Instructions to follow
Reproduce, character for character, the lines below from the one containing "265, 220, 296]" through the one containing "62, 587, 116]", including both of those lines and nothing else.

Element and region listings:
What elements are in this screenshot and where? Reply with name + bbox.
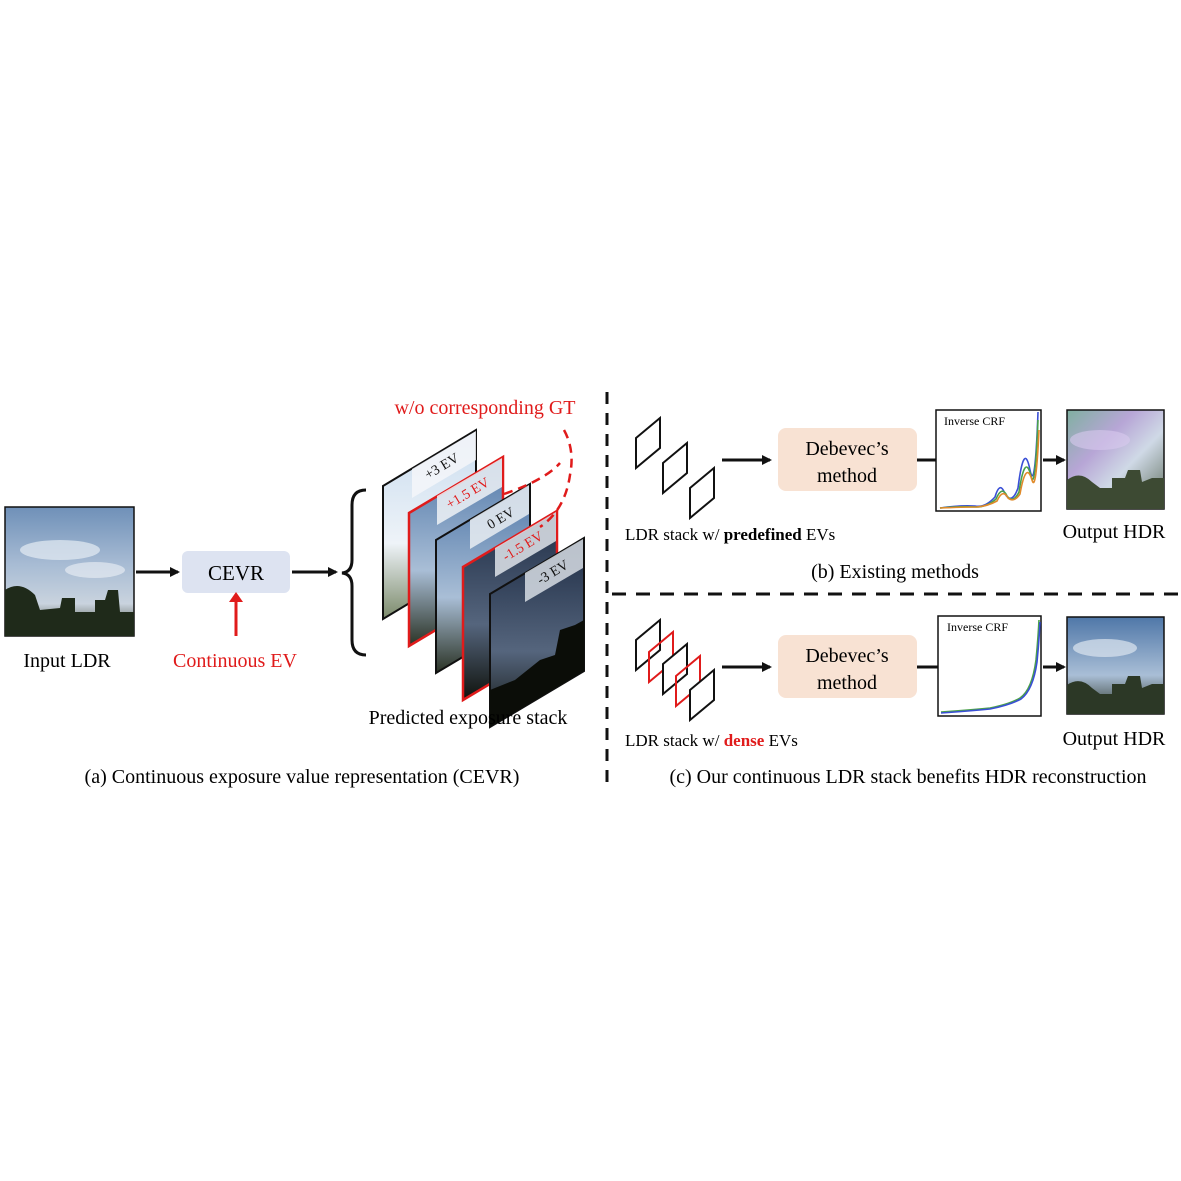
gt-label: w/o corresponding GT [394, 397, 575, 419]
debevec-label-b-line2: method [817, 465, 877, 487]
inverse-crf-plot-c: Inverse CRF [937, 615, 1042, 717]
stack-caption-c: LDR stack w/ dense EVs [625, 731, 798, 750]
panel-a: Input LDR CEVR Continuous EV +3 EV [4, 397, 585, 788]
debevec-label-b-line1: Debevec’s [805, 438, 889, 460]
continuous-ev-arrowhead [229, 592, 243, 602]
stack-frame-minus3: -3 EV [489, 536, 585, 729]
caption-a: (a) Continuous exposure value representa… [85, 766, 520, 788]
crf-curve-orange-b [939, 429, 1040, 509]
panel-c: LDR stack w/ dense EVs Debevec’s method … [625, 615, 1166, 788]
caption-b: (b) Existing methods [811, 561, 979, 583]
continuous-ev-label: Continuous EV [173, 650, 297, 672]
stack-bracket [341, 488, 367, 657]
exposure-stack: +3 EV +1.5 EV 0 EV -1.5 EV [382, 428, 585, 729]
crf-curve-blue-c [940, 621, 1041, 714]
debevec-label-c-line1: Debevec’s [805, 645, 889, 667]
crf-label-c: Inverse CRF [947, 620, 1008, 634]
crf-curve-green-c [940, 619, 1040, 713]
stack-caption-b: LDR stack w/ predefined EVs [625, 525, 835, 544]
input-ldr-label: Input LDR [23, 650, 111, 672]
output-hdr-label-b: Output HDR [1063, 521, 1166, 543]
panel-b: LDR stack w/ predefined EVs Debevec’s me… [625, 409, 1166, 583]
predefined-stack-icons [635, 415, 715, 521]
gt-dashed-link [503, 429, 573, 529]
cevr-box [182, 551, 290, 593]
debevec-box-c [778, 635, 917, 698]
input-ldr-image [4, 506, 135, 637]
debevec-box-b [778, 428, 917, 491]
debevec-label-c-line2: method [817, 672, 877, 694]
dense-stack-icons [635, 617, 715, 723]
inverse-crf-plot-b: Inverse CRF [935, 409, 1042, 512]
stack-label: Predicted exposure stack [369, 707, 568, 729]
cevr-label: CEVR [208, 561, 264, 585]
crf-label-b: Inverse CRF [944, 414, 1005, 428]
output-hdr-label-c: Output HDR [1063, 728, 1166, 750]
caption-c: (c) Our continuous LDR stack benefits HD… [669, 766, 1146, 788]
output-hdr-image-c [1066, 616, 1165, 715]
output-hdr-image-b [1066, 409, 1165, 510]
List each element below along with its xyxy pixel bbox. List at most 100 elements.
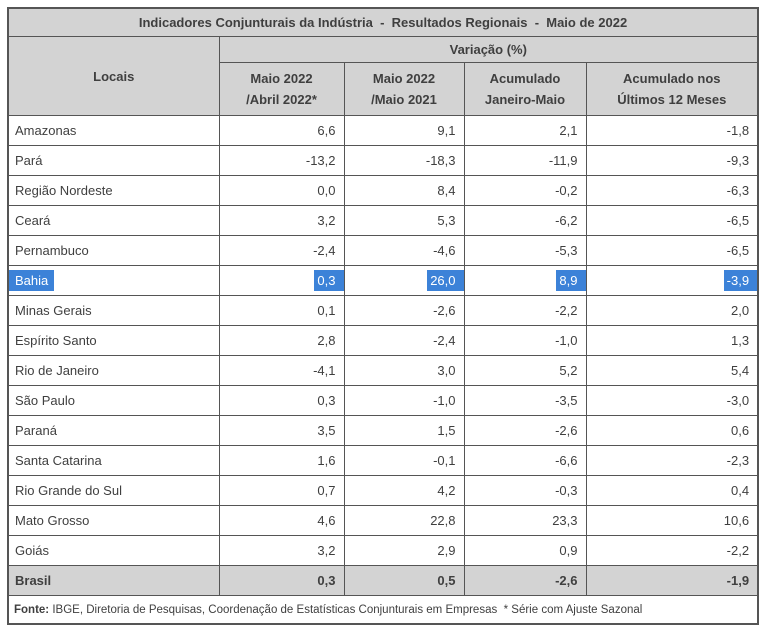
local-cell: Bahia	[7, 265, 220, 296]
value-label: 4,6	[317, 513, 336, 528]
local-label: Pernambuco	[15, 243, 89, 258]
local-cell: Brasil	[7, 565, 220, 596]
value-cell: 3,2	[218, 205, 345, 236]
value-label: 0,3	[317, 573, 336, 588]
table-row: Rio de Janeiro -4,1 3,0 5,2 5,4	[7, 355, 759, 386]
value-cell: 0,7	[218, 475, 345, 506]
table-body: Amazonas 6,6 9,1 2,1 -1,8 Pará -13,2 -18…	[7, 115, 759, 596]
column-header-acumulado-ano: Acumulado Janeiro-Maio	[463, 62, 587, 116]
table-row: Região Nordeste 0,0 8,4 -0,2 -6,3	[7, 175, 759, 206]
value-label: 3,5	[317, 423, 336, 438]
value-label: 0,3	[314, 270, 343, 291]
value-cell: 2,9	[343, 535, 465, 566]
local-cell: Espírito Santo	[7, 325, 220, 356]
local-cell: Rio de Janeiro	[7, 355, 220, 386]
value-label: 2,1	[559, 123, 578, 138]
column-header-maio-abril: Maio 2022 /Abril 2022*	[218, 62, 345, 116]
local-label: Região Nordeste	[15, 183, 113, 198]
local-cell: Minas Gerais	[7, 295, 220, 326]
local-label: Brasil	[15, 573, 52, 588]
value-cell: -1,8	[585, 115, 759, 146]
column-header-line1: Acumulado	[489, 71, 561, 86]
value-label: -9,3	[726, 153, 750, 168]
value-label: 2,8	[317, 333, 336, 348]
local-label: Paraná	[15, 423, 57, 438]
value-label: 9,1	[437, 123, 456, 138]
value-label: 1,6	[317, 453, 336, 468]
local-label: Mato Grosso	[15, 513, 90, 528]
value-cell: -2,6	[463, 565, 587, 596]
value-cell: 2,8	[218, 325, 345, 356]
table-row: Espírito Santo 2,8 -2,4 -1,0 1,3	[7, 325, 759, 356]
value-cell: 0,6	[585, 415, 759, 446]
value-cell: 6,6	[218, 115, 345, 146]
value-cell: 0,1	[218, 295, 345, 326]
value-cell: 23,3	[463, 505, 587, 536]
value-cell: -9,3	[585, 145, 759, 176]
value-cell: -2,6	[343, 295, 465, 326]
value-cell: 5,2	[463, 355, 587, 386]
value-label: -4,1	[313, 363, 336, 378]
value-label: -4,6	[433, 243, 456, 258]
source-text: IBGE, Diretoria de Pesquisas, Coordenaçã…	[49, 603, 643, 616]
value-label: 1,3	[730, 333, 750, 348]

Written solution
local-cell: Bahia	[7, 265, 220, 296]
value-label: 4,6	[317, 513, 336, 528]
local-label: Pernambuco	[15, 243, 89, 258]
local-cell: Brasil	[7, 565, 220, 596]
value-cell: 3,2	[218, 205, 345, 236]
value-label: 0,3	[317, 573, 336, 588]
table-row: Rio de Janeiro -4,1 3,0 5,2 5,4	[7, 355, 759, 386]
value-cell: 0,7	[218, 475, 345, 506]
table-body: Amazonas 6,6 9,1 2,1 -1,8 Pará -13,2 -18…	[7, 115, 759, 596]
column-header-acumulado-ano: Acumulado Janeiro-Maio	[463, 62, 587, 116]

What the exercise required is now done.